## Objective
Write out every entry word for word.

»»

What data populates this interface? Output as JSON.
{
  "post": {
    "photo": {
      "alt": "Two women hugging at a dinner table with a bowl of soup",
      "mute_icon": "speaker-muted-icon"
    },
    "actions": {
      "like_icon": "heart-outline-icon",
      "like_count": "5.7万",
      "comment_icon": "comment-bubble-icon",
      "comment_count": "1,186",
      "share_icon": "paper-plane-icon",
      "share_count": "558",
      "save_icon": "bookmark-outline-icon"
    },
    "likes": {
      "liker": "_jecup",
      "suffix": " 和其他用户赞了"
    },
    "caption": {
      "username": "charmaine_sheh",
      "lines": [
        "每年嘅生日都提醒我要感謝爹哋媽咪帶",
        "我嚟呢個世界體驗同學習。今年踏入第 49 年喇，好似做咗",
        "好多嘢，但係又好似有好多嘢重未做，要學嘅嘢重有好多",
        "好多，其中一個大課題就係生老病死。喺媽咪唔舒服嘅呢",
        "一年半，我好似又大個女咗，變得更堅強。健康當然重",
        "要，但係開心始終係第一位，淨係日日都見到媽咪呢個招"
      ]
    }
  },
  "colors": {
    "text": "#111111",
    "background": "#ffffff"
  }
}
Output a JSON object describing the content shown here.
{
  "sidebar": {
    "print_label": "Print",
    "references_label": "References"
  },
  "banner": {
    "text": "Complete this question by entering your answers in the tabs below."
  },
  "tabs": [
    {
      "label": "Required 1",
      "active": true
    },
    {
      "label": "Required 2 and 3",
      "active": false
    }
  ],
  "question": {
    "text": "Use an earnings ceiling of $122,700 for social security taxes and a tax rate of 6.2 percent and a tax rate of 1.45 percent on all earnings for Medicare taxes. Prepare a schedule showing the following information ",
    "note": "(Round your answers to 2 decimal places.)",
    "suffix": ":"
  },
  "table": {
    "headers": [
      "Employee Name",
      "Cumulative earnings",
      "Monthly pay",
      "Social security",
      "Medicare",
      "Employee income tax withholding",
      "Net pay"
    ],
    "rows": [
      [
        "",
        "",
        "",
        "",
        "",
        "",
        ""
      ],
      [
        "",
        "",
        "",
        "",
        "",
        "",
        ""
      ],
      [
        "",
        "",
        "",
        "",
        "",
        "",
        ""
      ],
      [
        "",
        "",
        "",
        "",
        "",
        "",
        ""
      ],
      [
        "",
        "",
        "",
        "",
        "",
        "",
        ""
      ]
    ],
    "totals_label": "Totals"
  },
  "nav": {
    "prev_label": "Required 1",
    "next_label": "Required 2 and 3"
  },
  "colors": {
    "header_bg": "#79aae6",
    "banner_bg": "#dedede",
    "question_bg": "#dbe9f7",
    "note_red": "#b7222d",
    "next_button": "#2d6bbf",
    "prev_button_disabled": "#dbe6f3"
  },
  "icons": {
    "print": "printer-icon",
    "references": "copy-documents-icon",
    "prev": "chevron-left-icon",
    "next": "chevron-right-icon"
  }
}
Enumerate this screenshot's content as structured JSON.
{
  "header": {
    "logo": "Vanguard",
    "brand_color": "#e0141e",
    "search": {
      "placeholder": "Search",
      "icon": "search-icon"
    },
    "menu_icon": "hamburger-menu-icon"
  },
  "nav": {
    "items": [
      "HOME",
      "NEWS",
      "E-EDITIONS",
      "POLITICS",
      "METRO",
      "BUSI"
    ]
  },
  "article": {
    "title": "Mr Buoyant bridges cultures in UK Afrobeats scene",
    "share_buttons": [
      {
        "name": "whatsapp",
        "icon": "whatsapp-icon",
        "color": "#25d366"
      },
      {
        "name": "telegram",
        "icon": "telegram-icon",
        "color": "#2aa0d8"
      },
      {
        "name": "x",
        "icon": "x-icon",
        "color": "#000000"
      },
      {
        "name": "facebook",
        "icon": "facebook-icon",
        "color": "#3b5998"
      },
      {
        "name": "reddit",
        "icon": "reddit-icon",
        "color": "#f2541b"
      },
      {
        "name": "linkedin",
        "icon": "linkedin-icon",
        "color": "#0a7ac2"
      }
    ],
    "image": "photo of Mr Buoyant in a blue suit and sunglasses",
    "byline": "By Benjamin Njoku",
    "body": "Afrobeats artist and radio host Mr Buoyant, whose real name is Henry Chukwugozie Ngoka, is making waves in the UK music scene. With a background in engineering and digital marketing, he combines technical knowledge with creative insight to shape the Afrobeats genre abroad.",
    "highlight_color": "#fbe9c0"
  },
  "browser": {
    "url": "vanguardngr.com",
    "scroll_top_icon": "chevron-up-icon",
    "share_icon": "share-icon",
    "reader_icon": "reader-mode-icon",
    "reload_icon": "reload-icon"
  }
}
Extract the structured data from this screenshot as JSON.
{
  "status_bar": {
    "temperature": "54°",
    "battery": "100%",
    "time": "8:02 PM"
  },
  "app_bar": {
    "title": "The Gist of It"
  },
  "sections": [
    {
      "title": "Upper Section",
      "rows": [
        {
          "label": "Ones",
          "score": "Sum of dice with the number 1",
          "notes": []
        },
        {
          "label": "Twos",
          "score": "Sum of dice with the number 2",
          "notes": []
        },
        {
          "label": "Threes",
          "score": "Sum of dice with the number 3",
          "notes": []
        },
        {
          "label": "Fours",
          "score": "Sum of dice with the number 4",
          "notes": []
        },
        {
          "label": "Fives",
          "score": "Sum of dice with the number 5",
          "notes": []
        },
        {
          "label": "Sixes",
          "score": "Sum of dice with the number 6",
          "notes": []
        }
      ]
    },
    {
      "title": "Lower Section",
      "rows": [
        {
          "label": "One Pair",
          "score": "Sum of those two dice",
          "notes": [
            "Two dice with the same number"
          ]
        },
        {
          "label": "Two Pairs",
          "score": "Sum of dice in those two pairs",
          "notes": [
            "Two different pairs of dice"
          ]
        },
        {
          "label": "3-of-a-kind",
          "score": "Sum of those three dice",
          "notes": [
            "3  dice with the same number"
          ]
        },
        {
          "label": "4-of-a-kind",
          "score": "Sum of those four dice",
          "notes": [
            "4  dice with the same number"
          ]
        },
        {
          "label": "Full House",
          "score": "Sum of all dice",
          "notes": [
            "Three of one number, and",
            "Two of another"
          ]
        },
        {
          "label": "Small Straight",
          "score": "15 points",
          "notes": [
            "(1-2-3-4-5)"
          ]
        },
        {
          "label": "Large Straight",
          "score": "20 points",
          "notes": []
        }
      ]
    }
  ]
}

««

## Answer to this task
What data populates this interface? Output as JSON.
{
  "post": {
    "photo": {
      "alt": "Two women hugging at a dinner table with a bowl of soup",
      "mute_icon": "speaker-muted-icon"
    },
    "actions": {
      "like_icon": "heart-outline-icon",
      "like_count": "5.7万",
      "comment_icon": "comment-bubble-icon",
      "comment_count": "1,186",
      "share_icon": "paper-plane-icon",
      "share_count": "558",
      "save_icon": "bookmark-outline-icon"
    },
    "likes": {
      "liker": "_jecup",
      "suffix": " 和其他用户赞了"
    },
    "caption": {
      "username": "charmaine_sheh",
      "lines": [
        "每年嘅生日都提醒我要感謝爹哋媽咪帶",
        "我嚟呢個世界體驗同學習。今年踏入第 49 年喇，好似做咗",
        "好多嘢，但係又好似有好多嘢重未做，要學嘅嘢重有好多",
        "好多，其中一個大課題就係生老病死。喺媽咪唔舒服嘅呢",
        "一年半，我好似又大個女咗，變得更堅強。健康當然重",
        "要，但係開心始終係第一位，淨係日日都見到媽咪呢個招"
      ]
    }
  },
  "colors": {
    "text": "#111111",
    "background": "#ffffff"
  }
}
Output a JSON object describing the content shown here.
{
  "sidebar": {
    "print_label": "Print",
    "references_label": "References"
  },
  "banner": {
    "text": "Complete this question by entering your answers in the tabs below."
  },
  "tabs": [
    {
      "label": "Required 1",
      "active": true
    },
    {
      "label": "Required 2 and 3",
      "active": false
    }
  ],
  "question": {
    "text": "Use an earnings ceiling of $122,700 for social security taxes and a tax rate of 6.2 percent and a tax rate of 1.45 percent on all earnings for Medicare taxes. Prepare a schedule showing the following information ",
    "note": "(Round your answers to 2 decimal places.)",
    "suffix": ":"
  },
  "table": {
    "headers": [
      "Employee Name",
      "Cumulative earnings",
      "Monthly pay",
      "Social security",
      "Medicare",
      "Employee income tax withholding",
      "Net pay"
    ],
    "rows": [
      [
        "",
        "",
        "",
        "",
        "",
        "",
        ""
      ],
      [
        "",
        "",
        "",
        "",
        "",
        "",
        ""
      ],
      [
        "",
        "",
        "",
        "",
        "",
        "",
        ""
      ],
      [
        "",
        "",
        "",
        "",
        "",
        "",
        ""
      ],
      [
        "",
        "",
        "",
        "",
        "",
        "",
        ""
      ]
    ],
    "totals_label": "Totals"
  },
  "nav": {
    "prev_label": "Required 1",
    "next_label": "Required 2 and 3"
  },
  "colors": {
    "header_bg": "#79aae6",
    "banner_bg": "#dedede",
    "question_bg": "#dbe9f7",
    "note_red": "#b7222d",
    "next_button": "#2d6bbf",
    "prev_button_disabled": "#dbe6f3"
  },
  "icons": {
    "print": "printer-icon",
    "references": "copy-documents-icon",
    "prev": "chevron-left-icon",
    "next": "chevron-right-icon"
  }
}
Enumerate this screenshot's content as structured JSON.
{
  "header": {
    "logo": "Vanguard",
    "brand_color": "#e0141e",
    "search": {
      "placeholder": "Search",
      "icon": "search-icon"
    },
    "menu_icon": "hamburger-menu-icon"
  },
  "nav": {
    "items": [
      "HOME",
      "NEWS",
      "E-EDITIONS",
      "POLITICS",
      "METRO",
      "BUSI"
    ]
  },
  "article": {
    "title": "Mr Buoyant bridges cultures in UK Afrobeats scene",
    "share_buttons": [
      {
        "name": "whatsapp",
        "icon": "whatsapp-icon",
        "color": "#25d366"
      },
      {
        "name": "telegram",
        "icon": "telegram-icon",
        "color": "#2aa0d8"
      },
      {
        "name": "x",
        "icon": "x-icon",
        "color": "#000000"
      },
      {
        "name": "facebook",
        "icon": "facebook-icon",
        "color": "#3b5998"
      },
      {
        "name": "reddit",
        "icon": "reddit-icon",
        "color": "#f2541b"
      },
      {
        "name": "linkedin",
        "icon": "linkedin-icon",
        "color": "#0a7ac2"
      }
    ],
    "image": "photo of Mr Buoyant in a blue suit and sunglasses",
    "byline": "By Benjamin Njoku",
    "body": "Afrobeats artist and radio host Mr Buoyant, whose real name is Henry Chukwugozie Ngoka, is making waves in the UK music scene. With a background in engineering and digital marketing, he combines technical knowledge with creative insight to shape the Afrobeats genre abroad.",
    "highlight_color": "#fbe9c0"
  },
  "browser": {
    "url": "vanguardngr.com",
    "scroll_top_icon": "chevron-up-icon",
    "share_icon": "share-icon",
    "reader_icon": "reader-mode-icon",
    "reload_icon": "reload-icon"
  }
}
Extract the structured data from this screenshot as JSON.
{
  "status_bar": {
    "temperature": "54°",
    "battery": "100%",
    "time": "8:02 PM"
  },
  "app_bar": {
    "title": "The Gist of It"
  },
  "sections": [
    {
      "title": "Upper Section",
      "rows": [
        {
          "label": "Ones",
          "score": "Sum of dice with the number 1",
          "notes": []
        },
        {
          "label": "Twos",
          "score": "Sum of dice with the number 2",
          "notes": []
        },
        {
          "label": "Threes",
          "score": "Sum of dice with the number 3",
          "notes": []
        },
        {
          "label": "Fours",
          "score": "Sum of dice with the number 4",
          "notes": []
        },
        {
          "label": "Fives",
          "score": "Sum of dice with the number 5",
          "notes": []
        },
        {
          "label": "Sixes",
          "score": "Sum of dice with the number 6",
          "notes": []
        }
      ]
    },
    {
      "title": "Lower Section",
      "rows": [
        {
          "label": "One Pair",
          "score": "Sum of those two dice",
          "notes": [
            "Two dice with the same number"
          ]
        },
        {
          "label": "Two Pairs",
          "score": "Sum of dice in those two pairs",
          "notes": [
            "Two different pairs of dice"
          ]
        },
        {
          "label": "3-of-a-kind",
          "score": "Sum of those three dice",
          "notes": [
            "3  dice with the same number"
          ]
        },
        {
          "label": "4-of-a-kind",
          "score": "Sum of those four dice",
          "notes": [
            "4  dice with the same number"
          ]
        },
        {
          "label": "Full House",
          "score": "Sum of all dice",
          "notes": [
            "Three of one number, and",
            "Two of another"
          ]
        },
        {
          "label": "Small Straight",
          "score": "15 points",
          "notes": [
            "(1-2-3-4-5)"
          ]
        },
        {
          "label": "Large Straight",
          "score": "20 points",
          "notes": []
        }
      ]
    }
  ]
}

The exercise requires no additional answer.